### WORK TO BE COMPLETED
Go through the listing and copy each line with the string "floating".

### GIVEN DATA
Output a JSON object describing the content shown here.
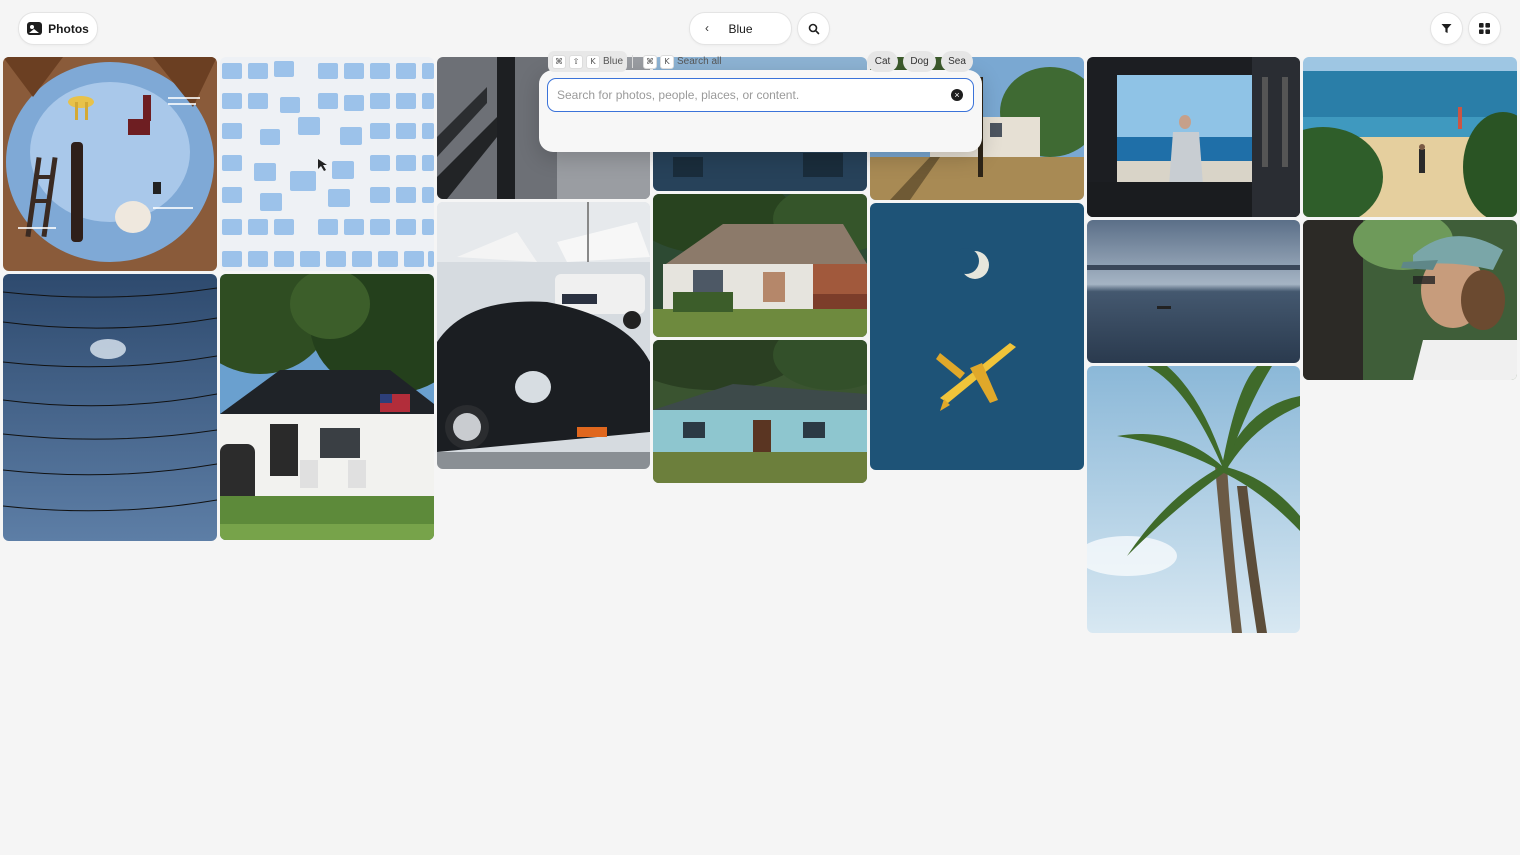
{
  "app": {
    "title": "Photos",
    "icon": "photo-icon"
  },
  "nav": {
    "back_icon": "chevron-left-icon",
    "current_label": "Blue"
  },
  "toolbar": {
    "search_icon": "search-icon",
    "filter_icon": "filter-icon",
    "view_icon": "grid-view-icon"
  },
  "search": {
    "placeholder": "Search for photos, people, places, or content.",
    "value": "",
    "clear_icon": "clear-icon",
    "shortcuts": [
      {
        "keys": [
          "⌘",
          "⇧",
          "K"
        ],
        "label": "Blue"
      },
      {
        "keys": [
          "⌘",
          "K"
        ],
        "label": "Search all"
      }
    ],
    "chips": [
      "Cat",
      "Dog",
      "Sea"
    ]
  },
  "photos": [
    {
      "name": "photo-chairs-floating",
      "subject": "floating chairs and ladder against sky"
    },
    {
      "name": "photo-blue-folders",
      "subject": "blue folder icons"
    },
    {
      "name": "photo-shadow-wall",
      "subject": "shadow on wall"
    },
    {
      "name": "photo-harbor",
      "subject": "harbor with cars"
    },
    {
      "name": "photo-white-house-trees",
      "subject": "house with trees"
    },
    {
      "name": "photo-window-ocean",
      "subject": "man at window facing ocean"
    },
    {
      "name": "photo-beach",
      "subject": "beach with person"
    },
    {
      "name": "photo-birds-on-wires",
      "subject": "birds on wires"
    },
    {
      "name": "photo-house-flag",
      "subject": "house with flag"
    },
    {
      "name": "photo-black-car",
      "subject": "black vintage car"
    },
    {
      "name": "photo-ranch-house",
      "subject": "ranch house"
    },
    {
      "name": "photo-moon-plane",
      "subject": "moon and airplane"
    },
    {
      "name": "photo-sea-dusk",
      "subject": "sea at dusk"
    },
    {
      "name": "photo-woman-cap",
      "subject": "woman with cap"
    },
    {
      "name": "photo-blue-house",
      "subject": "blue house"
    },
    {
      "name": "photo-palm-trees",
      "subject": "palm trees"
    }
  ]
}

### SOLUTION TO THIS PROBLEM
      "name": "photo-chairs-floating",
      "subject": "floating chairs and ladder against sky"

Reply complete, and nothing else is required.